● **WORK TO COMPLETE**: Go through the records line by line and work out how many lines hold the word "строительства". Answer with the number only.

====== INPUT MATERIAL ======

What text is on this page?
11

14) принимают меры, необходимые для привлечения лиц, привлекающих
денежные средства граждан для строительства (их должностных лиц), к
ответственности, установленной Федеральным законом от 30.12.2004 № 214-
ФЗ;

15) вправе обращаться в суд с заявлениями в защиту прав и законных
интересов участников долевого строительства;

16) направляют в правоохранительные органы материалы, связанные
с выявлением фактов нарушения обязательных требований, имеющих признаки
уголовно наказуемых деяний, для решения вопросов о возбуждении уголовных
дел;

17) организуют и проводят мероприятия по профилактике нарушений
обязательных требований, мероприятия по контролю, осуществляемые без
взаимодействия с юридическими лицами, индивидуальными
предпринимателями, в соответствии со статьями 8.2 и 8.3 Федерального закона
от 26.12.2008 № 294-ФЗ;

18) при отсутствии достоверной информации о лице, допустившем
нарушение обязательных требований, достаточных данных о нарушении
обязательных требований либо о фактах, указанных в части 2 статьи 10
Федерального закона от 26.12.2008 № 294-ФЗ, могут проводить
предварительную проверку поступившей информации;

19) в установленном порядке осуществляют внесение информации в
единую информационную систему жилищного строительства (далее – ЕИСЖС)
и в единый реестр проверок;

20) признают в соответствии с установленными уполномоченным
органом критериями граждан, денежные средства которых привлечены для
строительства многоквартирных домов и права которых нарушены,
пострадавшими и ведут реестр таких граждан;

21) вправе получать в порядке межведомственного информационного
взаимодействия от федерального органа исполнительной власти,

======
====== INPUT MATERIAL ======

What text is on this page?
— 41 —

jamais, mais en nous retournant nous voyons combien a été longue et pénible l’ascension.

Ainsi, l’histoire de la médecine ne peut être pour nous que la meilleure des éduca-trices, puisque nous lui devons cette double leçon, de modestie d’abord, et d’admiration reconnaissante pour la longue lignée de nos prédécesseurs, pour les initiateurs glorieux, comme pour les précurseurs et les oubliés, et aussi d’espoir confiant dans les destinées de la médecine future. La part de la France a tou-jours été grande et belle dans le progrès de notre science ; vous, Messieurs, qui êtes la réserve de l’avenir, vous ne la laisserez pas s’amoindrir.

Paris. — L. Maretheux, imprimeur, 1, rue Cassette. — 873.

======
====== INPUT MATERIAL ======

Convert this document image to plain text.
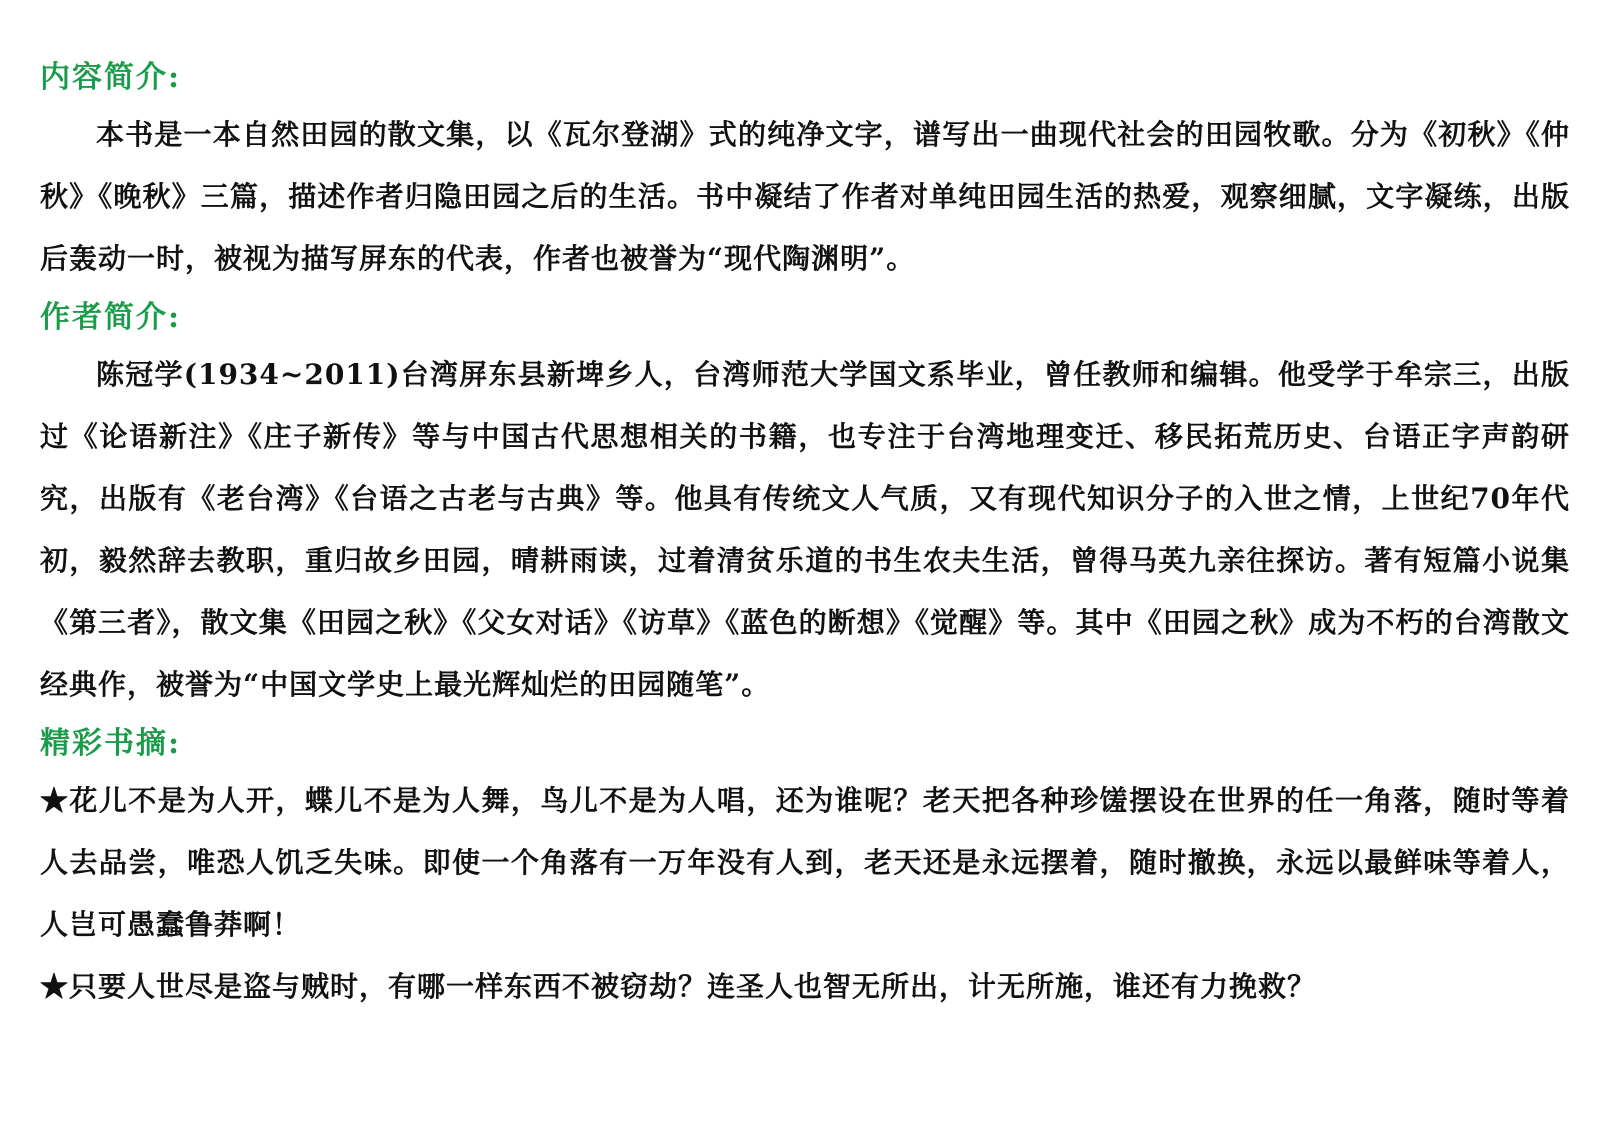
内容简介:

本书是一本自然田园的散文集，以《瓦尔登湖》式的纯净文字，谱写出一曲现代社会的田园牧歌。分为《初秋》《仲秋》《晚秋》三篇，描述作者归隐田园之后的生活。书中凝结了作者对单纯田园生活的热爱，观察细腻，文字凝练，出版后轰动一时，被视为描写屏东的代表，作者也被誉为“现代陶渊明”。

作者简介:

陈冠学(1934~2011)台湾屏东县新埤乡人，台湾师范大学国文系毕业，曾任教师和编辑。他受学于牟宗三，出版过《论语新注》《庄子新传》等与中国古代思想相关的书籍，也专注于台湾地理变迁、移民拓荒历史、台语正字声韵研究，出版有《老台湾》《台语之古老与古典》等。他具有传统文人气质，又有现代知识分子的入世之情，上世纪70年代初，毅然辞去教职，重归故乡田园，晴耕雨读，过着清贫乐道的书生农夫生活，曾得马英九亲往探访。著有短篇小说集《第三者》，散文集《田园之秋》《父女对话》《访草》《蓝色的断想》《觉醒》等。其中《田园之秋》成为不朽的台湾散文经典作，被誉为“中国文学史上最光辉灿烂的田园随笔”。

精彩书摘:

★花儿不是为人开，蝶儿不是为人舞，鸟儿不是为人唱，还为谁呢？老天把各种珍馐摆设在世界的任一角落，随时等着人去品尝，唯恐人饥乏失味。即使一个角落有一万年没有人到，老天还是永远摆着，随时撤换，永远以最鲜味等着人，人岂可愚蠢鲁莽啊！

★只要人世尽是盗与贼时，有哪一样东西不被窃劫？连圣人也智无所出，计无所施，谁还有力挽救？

======

● **RESULT OF THE EXERCISE**: 4